> **TASK DETAILS**: Check each line of the listing for the word "this" and report how many lines contain it, giving nothing but the number.

[START OF EXERCISE MATERIALS]

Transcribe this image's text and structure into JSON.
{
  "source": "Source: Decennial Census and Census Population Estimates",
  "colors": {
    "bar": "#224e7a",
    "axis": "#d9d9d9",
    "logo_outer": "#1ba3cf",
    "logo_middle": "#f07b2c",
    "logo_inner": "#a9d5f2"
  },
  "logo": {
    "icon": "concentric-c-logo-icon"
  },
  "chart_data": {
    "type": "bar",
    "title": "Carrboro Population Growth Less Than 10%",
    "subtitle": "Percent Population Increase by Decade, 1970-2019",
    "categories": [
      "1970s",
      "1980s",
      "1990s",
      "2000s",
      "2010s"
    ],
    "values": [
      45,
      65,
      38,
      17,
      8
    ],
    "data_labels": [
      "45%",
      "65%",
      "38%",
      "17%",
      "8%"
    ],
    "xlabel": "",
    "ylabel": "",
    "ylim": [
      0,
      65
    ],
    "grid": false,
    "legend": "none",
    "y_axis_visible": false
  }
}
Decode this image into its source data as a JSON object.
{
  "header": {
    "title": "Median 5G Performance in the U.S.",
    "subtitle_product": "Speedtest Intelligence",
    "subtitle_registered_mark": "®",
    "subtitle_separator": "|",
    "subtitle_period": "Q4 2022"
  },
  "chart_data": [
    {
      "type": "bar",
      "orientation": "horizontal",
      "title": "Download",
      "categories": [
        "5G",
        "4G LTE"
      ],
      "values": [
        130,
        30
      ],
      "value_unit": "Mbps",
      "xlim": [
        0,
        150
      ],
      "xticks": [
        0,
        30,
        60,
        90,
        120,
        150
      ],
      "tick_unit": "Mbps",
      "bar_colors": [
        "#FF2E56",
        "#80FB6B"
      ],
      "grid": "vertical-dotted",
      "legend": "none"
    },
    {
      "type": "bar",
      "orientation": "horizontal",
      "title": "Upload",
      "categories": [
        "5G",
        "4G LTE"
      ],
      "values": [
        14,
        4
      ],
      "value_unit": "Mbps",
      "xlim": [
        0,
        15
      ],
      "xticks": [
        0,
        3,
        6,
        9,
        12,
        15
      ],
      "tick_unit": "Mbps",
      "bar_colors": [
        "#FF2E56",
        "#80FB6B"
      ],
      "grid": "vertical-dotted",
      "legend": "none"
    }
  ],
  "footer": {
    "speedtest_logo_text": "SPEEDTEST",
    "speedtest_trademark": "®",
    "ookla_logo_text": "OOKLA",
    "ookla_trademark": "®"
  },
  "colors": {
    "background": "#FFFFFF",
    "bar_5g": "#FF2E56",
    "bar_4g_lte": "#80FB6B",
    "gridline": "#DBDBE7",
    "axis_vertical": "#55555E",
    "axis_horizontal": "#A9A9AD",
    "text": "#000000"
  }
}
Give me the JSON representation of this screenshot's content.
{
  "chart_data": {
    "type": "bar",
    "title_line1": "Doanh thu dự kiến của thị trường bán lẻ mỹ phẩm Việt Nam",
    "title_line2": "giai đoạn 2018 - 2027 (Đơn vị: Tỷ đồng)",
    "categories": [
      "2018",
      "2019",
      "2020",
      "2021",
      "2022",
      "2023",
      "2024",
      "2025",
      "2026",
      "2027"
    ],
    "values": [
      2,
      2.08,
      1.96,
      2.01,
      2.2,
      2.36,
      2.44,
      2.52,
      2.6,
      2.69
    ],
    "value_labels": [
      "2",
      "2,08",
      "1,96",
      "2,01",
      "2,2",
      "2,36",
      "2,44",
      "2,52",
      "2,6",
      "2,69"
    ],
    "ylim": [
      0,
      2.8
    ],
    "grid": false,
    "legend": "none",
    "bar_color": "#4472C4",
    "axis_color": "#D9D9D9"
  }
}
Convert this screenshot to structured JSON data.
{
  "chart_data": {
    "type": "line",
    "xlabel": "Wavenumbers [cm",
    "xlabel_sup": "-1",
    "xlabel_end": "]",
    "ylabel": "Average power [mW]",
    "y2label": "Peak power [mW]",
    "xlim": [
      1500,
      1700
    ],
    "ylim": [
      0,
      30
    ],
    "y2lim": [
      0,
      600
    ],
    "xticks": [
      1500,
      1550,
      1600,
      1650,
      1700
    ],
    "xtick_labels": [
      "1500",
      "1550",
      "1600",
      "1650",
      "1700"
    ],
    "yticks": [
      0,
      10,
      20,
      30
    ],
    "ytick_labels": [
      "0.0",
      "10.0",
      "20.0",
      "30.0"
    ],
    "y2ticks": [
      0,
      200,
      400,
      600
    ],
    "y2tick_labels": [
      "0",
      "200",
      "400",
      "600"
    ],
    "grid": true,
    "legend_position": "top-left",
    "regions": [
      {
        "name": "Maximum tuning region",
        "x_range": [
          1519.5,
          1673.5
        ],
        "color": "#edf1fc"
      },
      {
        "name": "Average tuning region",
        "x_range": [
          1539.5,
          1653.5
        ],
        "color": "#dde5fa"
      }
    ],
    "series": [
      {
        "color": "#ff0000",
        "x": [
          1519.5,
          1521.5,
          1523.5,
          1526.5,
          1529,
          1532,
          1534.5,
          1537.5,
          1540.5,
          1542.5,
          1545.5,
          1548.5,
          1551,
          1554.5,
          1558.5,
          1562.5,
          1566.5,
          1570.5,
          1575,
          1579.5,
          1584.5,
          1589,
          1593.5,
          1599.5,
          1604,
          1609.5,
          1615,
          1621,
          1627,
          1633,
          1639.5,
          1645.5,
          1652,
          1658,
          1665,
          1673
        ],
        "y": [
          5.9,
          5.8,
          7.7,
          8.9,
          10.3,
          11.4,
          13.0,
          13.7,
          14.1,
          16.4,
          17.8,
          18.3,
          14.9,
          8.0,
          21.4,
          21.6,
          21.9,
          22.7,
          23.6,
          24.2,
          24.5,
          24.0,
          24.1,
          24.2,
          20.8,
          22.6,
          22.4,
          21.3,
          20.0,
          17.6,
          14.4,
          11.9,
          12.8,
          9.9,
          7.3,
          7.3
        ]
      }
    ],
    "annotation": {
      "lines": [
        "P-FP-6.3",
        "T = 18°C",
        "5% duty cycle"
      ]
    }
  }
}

[END OF EXERCISE MATERIALS]

> **COMPLETE RESPONSE**: 4